Input for this task:
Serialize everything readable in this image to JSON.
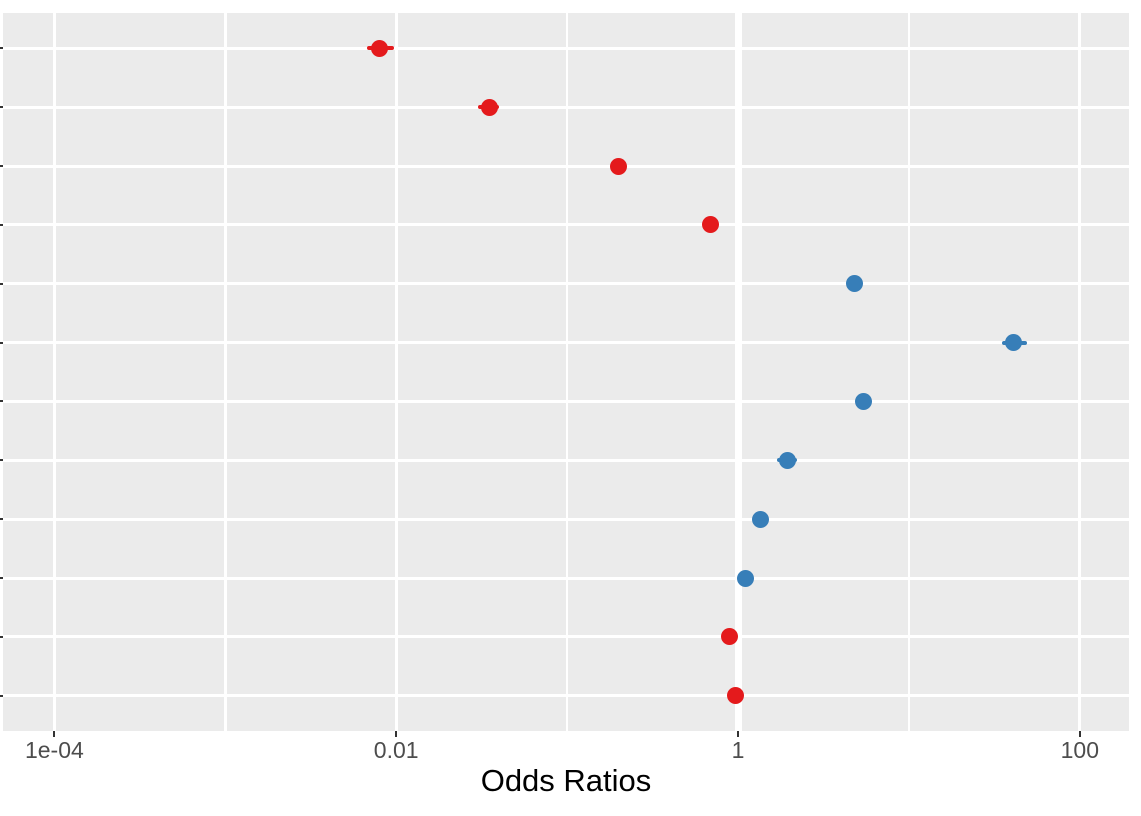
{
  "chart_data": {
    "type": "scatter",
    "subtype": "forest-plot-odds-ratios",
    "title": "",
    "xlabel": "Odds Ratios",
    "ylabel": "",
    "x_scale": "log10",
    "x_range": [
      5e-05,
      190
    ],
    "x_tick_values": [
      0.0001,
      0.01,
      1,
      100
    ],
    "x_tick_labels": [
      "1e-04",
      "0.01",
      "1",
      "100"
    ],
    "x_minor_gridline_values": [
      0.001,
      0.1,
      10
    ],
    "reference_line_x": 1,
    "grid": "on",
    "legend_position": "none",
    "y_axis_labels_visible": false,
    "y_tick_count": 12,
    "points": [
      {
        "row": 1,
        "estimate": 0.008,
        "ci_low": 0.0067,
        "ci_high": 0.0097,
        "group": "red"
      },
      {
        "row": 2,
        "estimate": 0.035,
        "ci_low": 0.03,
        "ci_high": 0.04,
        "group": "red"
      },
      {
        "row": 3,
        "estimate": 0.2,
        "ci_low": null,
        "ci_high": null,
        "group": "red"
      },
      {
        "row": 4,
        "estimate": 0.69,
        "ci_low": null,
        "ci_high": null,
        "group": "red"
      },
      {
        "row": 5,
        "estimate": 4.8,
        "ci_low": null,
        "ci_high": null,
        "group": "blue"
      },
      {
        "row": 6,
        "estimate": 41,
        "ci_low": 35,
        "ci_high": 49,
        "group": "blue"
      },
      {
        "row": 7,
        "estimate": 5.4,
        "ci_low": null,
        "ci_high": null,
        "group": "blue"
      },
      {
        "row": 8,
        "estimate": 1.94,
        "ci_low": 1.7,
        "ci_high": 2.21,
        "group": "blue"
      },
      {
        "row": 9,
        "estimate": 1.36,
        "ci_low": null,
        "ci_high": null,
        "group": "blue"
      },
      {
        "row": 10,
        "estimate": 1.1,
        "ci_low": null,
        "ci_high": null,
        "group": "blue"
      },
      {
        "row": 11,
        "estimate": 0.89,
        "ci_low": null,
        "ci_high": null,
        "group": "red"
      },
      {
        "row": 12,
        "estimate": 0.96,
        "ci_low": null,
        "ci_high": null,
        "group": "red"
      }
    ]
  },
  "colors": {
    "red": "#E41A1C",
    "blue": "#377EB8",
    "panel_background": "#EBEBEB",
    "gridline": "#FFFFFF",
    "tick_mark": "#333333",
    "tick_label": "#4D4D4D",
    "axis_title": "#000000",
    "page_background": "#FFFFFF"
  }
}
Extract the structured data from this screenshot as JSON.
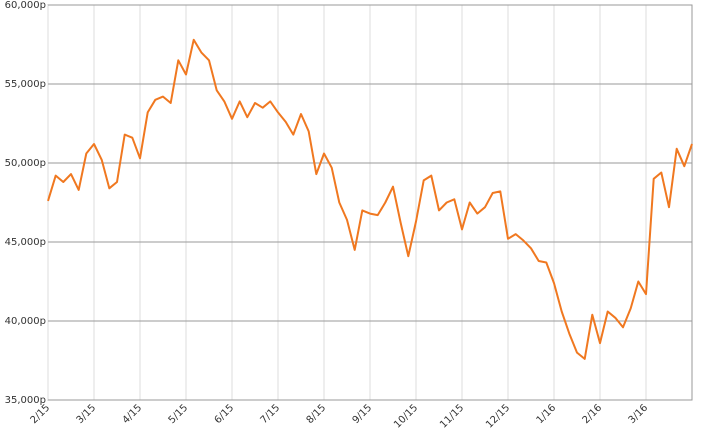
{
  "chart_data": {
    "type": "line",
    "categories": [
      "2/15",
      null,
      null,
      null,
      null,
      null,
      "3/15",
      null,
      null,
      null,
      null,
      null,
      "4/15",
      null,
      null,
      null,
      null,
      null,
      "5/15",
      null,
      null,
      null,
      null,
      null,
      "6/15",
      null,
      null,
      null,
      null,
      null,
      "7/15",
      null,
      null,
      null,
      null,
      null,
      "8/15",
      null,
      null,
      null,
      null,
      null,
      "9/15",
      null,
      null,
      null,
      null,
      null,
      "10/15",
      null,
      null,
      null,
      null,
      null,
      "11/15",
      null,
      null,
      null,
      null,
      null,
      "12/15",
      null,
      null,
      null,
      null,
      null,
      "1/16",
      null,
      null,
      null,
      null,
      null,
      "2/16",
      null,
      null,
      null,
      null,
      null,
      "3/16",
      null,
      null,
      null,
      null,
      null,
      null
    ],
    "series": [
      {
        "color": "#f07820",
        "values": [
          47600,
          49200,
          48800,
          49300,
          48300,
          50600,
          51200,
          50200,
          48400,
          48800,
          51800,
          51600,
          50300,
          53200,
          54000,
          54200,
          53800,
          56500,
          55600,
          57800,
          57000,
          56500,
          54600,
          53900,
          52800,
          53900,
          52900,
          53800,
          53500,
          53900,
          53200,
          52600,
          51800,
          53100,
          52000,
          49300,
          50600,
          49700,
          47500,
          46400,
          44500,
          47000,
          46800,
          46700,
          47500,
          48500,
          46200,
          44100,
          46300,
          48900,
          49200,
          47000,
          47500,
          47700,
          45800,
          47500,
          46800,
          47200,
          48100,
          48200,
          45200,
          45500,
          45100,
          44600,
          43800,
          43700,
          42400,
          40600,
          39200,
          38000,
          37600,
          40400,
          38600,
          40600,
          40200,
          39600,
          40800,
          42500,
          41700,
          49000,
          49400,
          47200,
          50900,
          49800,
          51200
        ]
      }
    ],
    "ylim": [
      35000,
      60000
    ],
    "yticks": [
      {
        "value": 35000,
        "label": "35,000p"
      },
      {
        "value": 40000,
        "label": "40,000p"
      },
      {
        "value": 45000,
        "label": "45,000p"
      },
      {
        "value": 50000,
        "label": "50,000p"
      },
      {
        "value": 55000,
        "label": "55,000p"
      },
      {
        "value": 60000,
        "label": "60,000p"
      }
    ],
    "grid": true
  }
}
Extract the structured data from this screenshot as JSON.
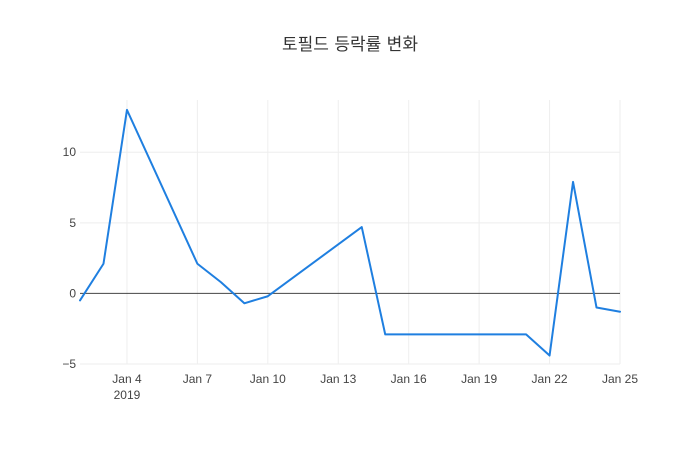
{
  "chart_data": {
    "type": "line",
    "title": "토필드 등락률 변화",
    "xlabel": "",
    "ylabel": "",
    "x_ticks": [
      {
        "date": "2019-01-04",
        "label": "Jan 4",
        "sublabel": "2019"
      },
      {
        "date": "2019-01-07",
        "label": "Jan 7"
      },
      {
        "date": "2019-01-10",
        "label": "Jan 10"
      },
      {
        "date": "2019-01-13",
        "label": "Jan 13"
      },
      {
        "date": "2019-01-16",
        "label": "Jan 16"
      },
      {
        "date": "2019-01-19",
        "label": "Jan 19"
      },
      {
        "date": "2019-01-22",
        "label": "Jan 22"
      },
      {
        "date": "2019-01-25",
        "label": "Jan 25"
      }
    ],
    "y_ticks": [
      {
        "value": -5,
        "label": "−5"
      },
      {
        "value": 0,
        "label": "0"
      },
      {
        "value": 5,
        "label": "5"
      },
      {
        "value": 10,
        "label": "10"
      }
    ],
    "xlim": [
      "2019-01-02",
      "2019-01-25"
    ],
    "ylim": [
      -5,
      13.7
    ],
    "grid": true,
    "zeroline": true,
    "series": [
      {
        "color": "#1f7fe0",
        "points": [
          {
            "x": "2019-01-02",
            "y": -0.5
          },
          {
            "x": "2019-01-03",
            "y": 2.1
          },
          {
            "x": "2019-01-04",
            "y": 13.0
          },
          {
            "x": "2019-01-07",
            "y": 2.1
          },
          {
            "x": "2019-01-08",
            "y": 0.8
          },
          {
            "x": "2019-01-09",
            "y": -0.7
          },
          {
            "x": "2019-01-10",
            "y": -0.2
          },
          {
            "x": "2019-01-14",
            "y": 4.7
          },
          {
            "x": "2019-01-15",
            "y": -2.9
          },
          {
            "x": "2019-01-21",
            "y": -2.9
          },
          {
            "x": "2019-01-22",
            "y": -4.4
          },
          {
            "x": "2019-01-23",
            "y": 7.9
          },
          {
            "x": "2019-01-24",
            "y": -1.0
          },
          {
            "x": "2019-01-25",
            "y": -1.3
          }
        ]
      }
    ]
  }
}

What to do: Transcribe the whole listing exactly. Pictures are excluded.

Response below:
Serialize everything readable in this image to JSON.
{
  "chart_data": {
    "type": "scatter",
    "subtype": "forest-plot-odds-ratios",
    "title": "",
    "xlabel": "Odds Ratios",
    "ylabel": "",
    "x_scale": "log10",
    "x_range": [
      5e-05,
      190
    ],
    "x_tick_values": [
      0.0001,
      0.01,
      1,
      100
    ],
    "x_tick_labels": [
      "1e-04",
      "0.01",
      "1",
      "100"
    ],
    "x_minor_gridline_values": [
      0.001,
      0.1,
      10
    ],
    "reference_line_x": 1,
    "grid": "on",
    "legend_position": "none",
    "y_axis_labels_visible": false,
    "y_tick_count": 12,
    "points": [
      {
        "row": 1,
        "estimate": 0.008,
        "ci_low": 0.0067,
        "ci_high": 0.0097,
        "group": "red"
      },
      {
        "row": 2,
        "estimate": 0.035,
        "ci_low": 0.03,
        "ci_high": 0.04,
        "group": "red"
      },
      {
        "row": 3,
        "estimate": 0.2,
        "ci_low": null,
        "ci_high": null,
        "group": "red"
      },
      {
        "row": 4,
        "estimate": 0.69,
        "ci_low": null,
        "ci_high": null,
        "group": "red"
      },
      {
        "row": 5,
        "estimate": 4.8,
        "ci_low": null,
        "ci_high": null,
        "group": "blue"
      },
      {
        "row": 6,
        "estimate": 41,
        "ci_low": 35,
        "ci_high": 49,
        "group": "blue"
      },
      {
        "row": 7,
        "estimate": 5.4,
        "ci_low": null,
        "ci_high": null,
        "group": "blue"
      },
      {
        "row": 8,
        "estimate": 1.94,
        "ci_low": 1.7,
        "ci_high": 2.21,
        "group": "blue"
      },
      {
        "row": 9,
        "estimate": 1.36,
        "ci_low": null,
        "ci_high": null,
        "group": "blue"
      },
      {
        "row": 10,
        "estimate": 1.1,
        "ci_low": null,
        "ci_high": null,
        "group": "blue"
      },
      {
        "row": 11,
        "estimate": 0.89,
        "ci_low": null,
        "ci_high": null,
        "group": "red"
      },
      {
        "row": 12,
        "estimate": 0.96,
        "ci_low": null,
        "ci_high": null,
        "group": "red"
      }
    ]
  },
  "colors": {
    "red": "#E41A1C",
    "blue": "#377EB8",
    "panel_background": "#EBEBEB",
    "gridline": "#FFFFFF",
    "tick_mark": "#333333",
    "tick_label": "#4D4D4D",
    "axis_title": "#000000",
    "page_background": "#FFFFFF"
  }
}
Extract the structured data from this screenshot as JSON.
{
  "chart_data": {
    "type": "line",
    "categories": [
      "2/15",
      null,
      null,
      null,
      null,
      null,
      "3/15",
      null,
      null,
      null,
      null,
      null,
      "4/15",
      null,
      null,
      null,
      null,
      null,
      "5/15",
      null,
      null,
      null,
      null,
      null,
      "6/15",
      null,
      null,
      null,
      null,
      null,
      "7/15",
      null,
      null,
      null,
      null,
      null,
      "8/15",
      null,
      null,
      null,
      null,
      null,
      "9/15",
      null,
      null,
      null,
      null,
      null,
      "10/15",
      null,
      null,
      null,
      null,
      null,
      "11/15",
      null,
      null,
      null,
      null,
      null,
      "12/15",
      null,
      null,
      null,
      null,
      null,
      "1/16",
      null,
      null,
      null,
      null,
      null,
      "2/16",
      null,
      null,
      null,
      null,
      null,
      "3/16",
      null,
      null,
      null,
      null,
      null,
      null
    ],
    "series": [
      {
        "color": "#f07820",
        "values": [
          47600,
          49200,
          48800,
          49300,
          48300,
          50600,
          51200,
          50200,
          48400,
          48800,
          51800,
          51600,
          50300,
          53200,
          54000,
          54200,
          53800,
          56500,
          55600,
          57800,
          57000,
          56500,
          54600,
          53900,
          52800,
          53900,
          52900,
          53800,
          53500,
          53900,
          53200,
          52600,
          51800,
          53100,
          52000,
          49300,
          50600,
          49700,
          47500,
          46400,
          44500,
          47000,
          46800,
          46700,
          47500,
          48500,
          46200,
          44100,
          46300,
          48900,
          49200,
          47000,
          47500,
          47700,
          45800,
          47500,
          46800,
          47200,
          48100,
          48200,
          45200,
          45500,
          45100,
          44600,
          43800,
          43700,
          42400,
          40600,
          39200,
          38000,
          37600,
          40400,
          38600,
          40600,
          40200,
          39600,
          40800,
          42500,
          41700,
          49000,
          49400,
          47200,
          50900,
          49800,
          51200
        ]
      }
    ],
    "ylim": [
      35000,
      60000
    ],
    "yticks": [
      {
        "value": 35000,
        "label": "35,000p"
      },
      {
        "value": 40000,
        "label": "40,000p"
      },
      {
        "value": 45000,
        "label": "45,000p"
      },
      {
        "value": 50000,
        "label": "50,000p"
      },
      {
        "value": 55000,
        "label": "55,000p"
      },
      {
        "value": 60000,
        "label": "60,000p"
      }
    ],
    "grid": true
  }
}
Extract the structured data from this screenshot as JSON.
{
  "chart_data": {
    "type": "line",
    "title": "토필드 등락률 변화",
    "xlabel": "",
    "ylabel": "",
    "x_ticks": [
      {
        "date": "2019-01-04",
        "label": "Jan 4",
        "sublabel": "2019"
      },
      {
        "date": "2019-01-07",
        "label": "Jan 7"
      },
      {
        "date": "2019-01-10",
        "label": "Jan 10"
      },
      {
        "date": "2019-01-13",
        "label": "Jan 13"
      },
      {
        "date": "2019-01-16",
        "label": "Jan 16"
      },
      {
        "date": "2019-01-19",
        "label": "Jan 19"
      },
      {
        "date": "2019-01-22",
        "label": "Jan 22"
      },
      {
        "date": "2019-01-25",
        "label": "Jan 25"
      }
    ],
    "y_ticks": [
      {
        "value": -5,
        "label": "−5"
      },
      {
        "value": 0,
        "label": "0"
      },
      {
        "value": 5,
        "label": "5"
      },
      {
        "value": 10,
        "label": "10"
      }
    ],
    "xlim": [
      "2019-01-02",
      "2019-01-25"
    ],
    "ylim": [
      -5,
      13.7
    ],
    "grid": true,
    "zeroline": true,
    "series": [
      {
        "color": "#1f7fe0",
        "points": [
          {
            "x": "2019-01-02",
            "y": -0.5
          },
          {
            "x": "2019-01-03",
            "y": 2.1
          },
          {
            "x": "2019-01-04",
            "y": 13.0
          },
          {
            "x": "2019-01-07",
            "y": 2.1
          },
          {
            "x": "2019-01-08",
            "y": 0.8
          },
          {
            "x": "2019-01-09",
            "y": -0.7
          },
          {
            "x": "2019-01-10",
            "y": -0.2
          },
          {
            "x": "2019-01-14",
            "y": 4.7
          },
          {
            "x": "2019-01-15",
            "y": -2.9
          },
          {
            "x": "2019-01-21",
            "y": -2.9
          },
          {
            "x": "2019-01-22",
            "y": -4.4
          },
          {
            "x": "2019-01-23",
            "y": 7.9
          },
          {
            "x": "2019-01-24",
            "y": -1.0
          },
          {
            "x": "2019-01-25",
            "y": -1.3
          }
        ]
      }
    ]
  }
}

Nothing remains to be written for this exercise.